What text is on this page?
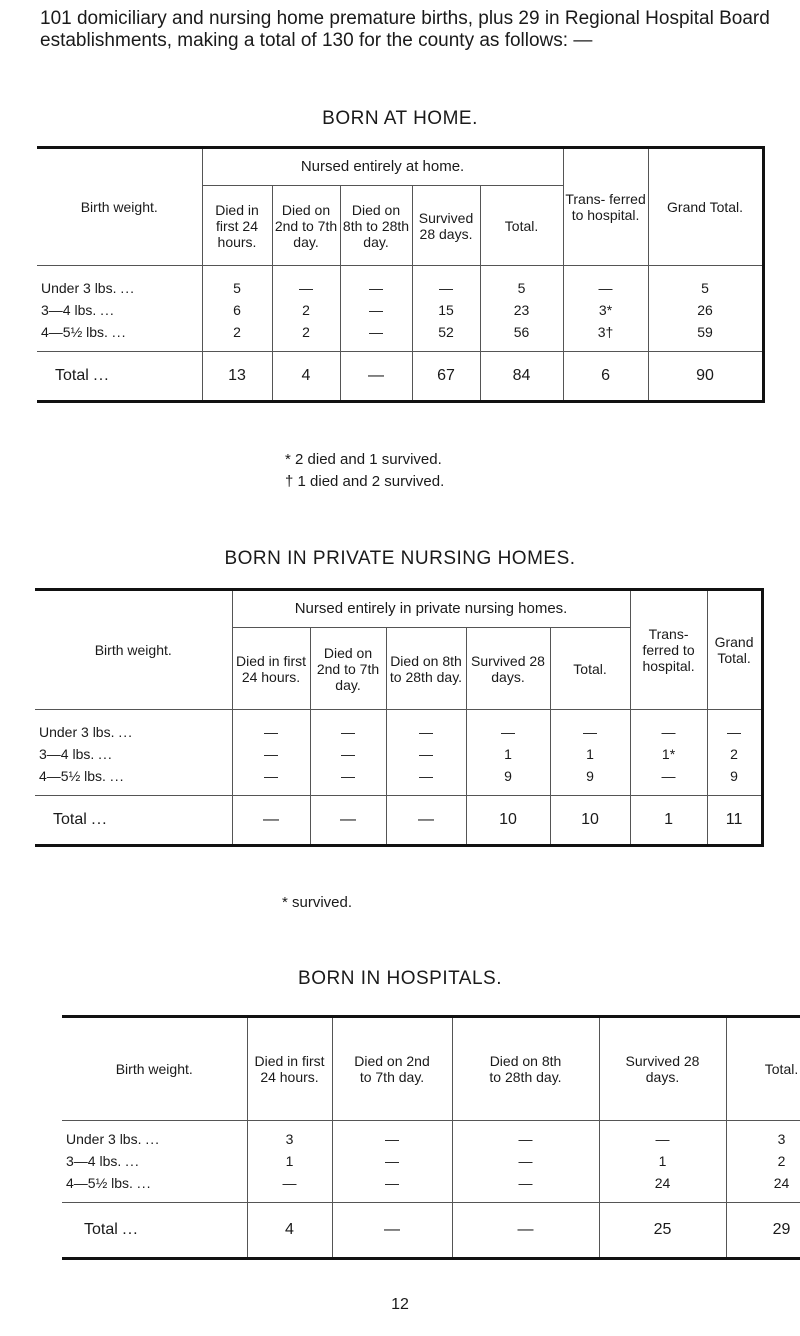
101 domiciliary and nursing home premature births, plus 29 in Regional Hospital Board establishments, making a total of 130 for the county as follows: —
BORN AT HOME.
Birth weight.	Nursed entirely at home.					Trans- ferred to hospital.	Grand Total.
	Died in first 24 hours.	Died on 2nd to 7th day.	Died on 8th to 28th day.	Survived 28 days.	Total.		
Under 3 lbs. ...	5	—	—	—	5	—	5
3—4 lbs. ...	6	2	—	15	23	3*	26
4—5½ lbs. ...	2	2	—	52	56	3†	59
Total ...	13	4	—	67	84	6	90
* 2 died and 1 survived.
† 1 died and 2 survived.
BORN IN PRIVATE NURSING HOMES.
Birth weight.	Nursed entirely in private nursing homes.					Trans- ferred to hospital.	Grand Total.
	Died in first 24 hours.	Died on 2nd to 7th day.	Died on 8th to 28th day.	Survived 28 days.	Total.		
Under 3 lbs. ...	—	—	—	—	—	—	—
3—4 lbs. ...	—	—	—	1	1	1*	2
4—5½ lbs. ...	—	—	—	9	9	—	9
Total ...	—	—	—	10	10	1	11
* survived.
BORN IN HOSPITALS.
Birth weight.	Died in first 24 hours.	Died on 2nd to 7th day.	Died on 8th to 28th day.	Survived 28 days.	Total.
Under 3 lbs. ...	3	—	—	—	3
3—4 lbs. ...	1	—	—	1	2
4—5½ lbs. ...	—	—	—	24	24
Total ...	4	—	—	25	29
12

***

Exercise objective ▸
The pictures should not appear in the copy; every other part of the records above must be returned exactly.

Written solution ▸
What text is on this page?
101 domiciliary and nursing home premature births, plus 29 in Regional Hospital Board establishments, making a total of 130 for the county as follows: —
BORN AT HOME.
Birth weight.	Nursed entirely at home.					Trans- ferred to hospital.	Grand Total.
	Died in first 24 hours.	Died on 2nd to 7th day.	Died on 8th to 28th day.	Survived 28 days.	Total.		
Under 3 lbs. ...	5	—	—	—	5	—	5
3—4 lbs. ...	6	2	—	15	23	3*	26
4—5½ lbs. ...	2	2	—	52	56	3†	59
Total ...	13	4	—	67	84	6	90
* 2 died and 1 survived.
† 1 died and 2 survived.
BORN IN PRIVATE NURSING HOMES.
Birth weight.	Nursed entirely in private nursing homes.					Trans- ferred to hospital.	Grand Total.
	Died in first 24 hours.	Died on 2nd to 7th day.	Died on 8th to 28th day.	Survived 28 days.	Total.		
Under 3 lbs. ...	—	—	—	—	—	—	—
3—4 lbs. ...	—	—	—	1	1	1*	2
4—5½ lbs. ...	—	—	—	9	9	—	9
Total ...	—	—	—	10	10	1	11
* survived.
BORN IN HOSPITALS.
Birth weight.	Died in first 24 hours.	Died on 2nd to 7th day.	Died on 8th to 28th day.	Survived 28 days.	Total.
Under 3 lbs. ...	3	—	—	—	3
3—4 lbs. ...	1	—	—	1	2
4—5½ lbs. ...	—	—	—	24	24
Total ...	4	—	—	25	29
12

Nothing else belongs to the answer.